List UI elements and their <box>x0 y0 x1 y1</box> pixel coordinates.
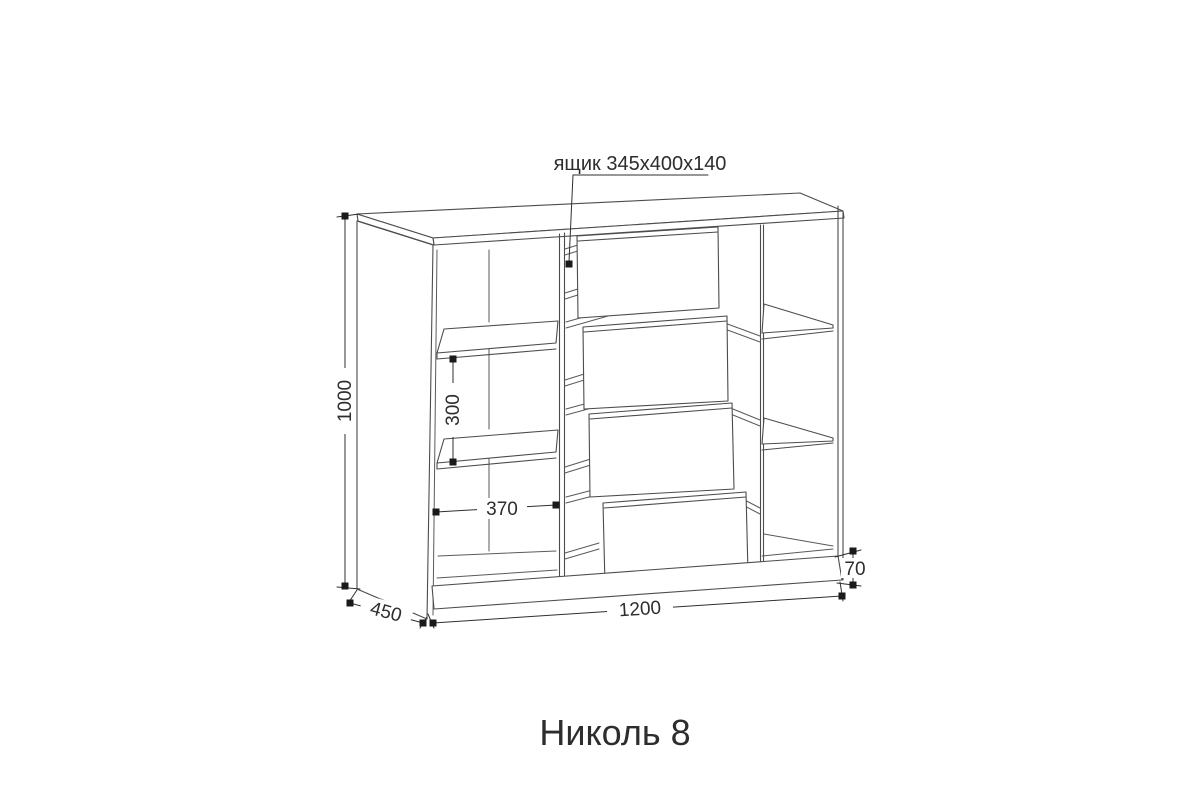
left-side-panel <box>357 221 437 619</box>
product-title: Николь 8 <box>539 712 690 753</box>
left-divider-panel <box>560 233 565 578</box>
right-shelf-lower <box>762 418 833 450</box>
dimension-compartment-width-value: 370 <box>486 499 518 520</box>
dimension-overall-width-value: 1200 <box>618 598 662 622</box>
drawer-size-callout-text: ящик 345х400х140 <box>554 153 727 175</box>
right-divider-panel <box>761 225 764 565</box>
drawer-2 <box>583 316 728 409</box>
technical-drawing-page: 1000 300 370 450 <box>0 0 1200 798</box>
dimension-overall-height-value: 1000 <box>335 380 356 422</box>
right-shelf-upper <box>762 304 833 339</box>
dimension-shelf-gap-value: 300 <box>443 394 464 426</box>
drawer-3 <box>589 403 734 497</box>
right-side-panel <box>838 206 843 580</box>
dimension-overall-height: 1000 <box>332 213 360 590</box>
furniture-diagram: 1000 300 370 450 <box>0 0 1200 798</box>
left-shelf-upper <box>437 321 558 359</box>
drawer-1 <box>577 227 719 318</box>
dimension-compartment-width: 370 <box>433 498 560 520</box>
dimension-plinth-height-value: 70 <box>844 559 865 580</box>
right-compartment-interior <box>762 534 833 556</box>
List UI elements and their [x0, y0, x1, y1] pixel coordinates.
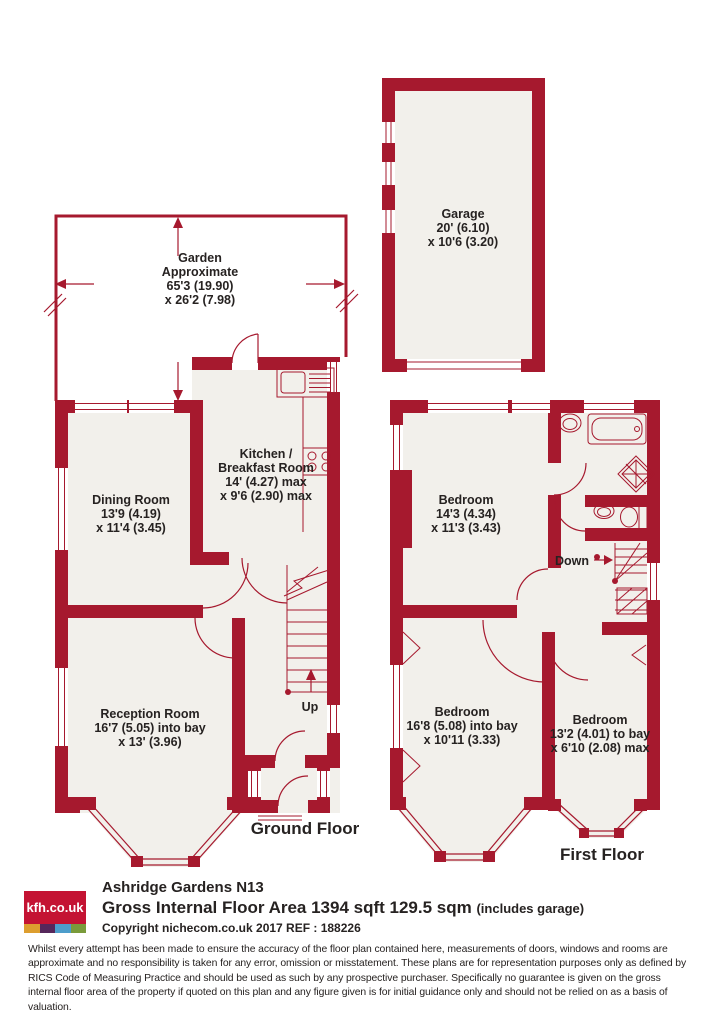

Requirement: Reproduce the items from the very start up to and including the line containing "dimension-overall-width-value: 1200 <box>618", leaving out the pictures.

Expected output:
List UI elements and their <box>x0 y0 x1 y1</box> pixel coordinates.
left-side-panel <box>357 221 437 619</box>
product-title: Николь 8 <box>539 712 690 753</box>
left-divider-panel <box>560 233 565 578</box>
right-shelf-lower <box>762 418 833 450</box>
dimension-compartment-width-value: 370 <box>486 499 518 520</box>
dimension-overall-width-value: 1200 <box>618 598 662 622</box>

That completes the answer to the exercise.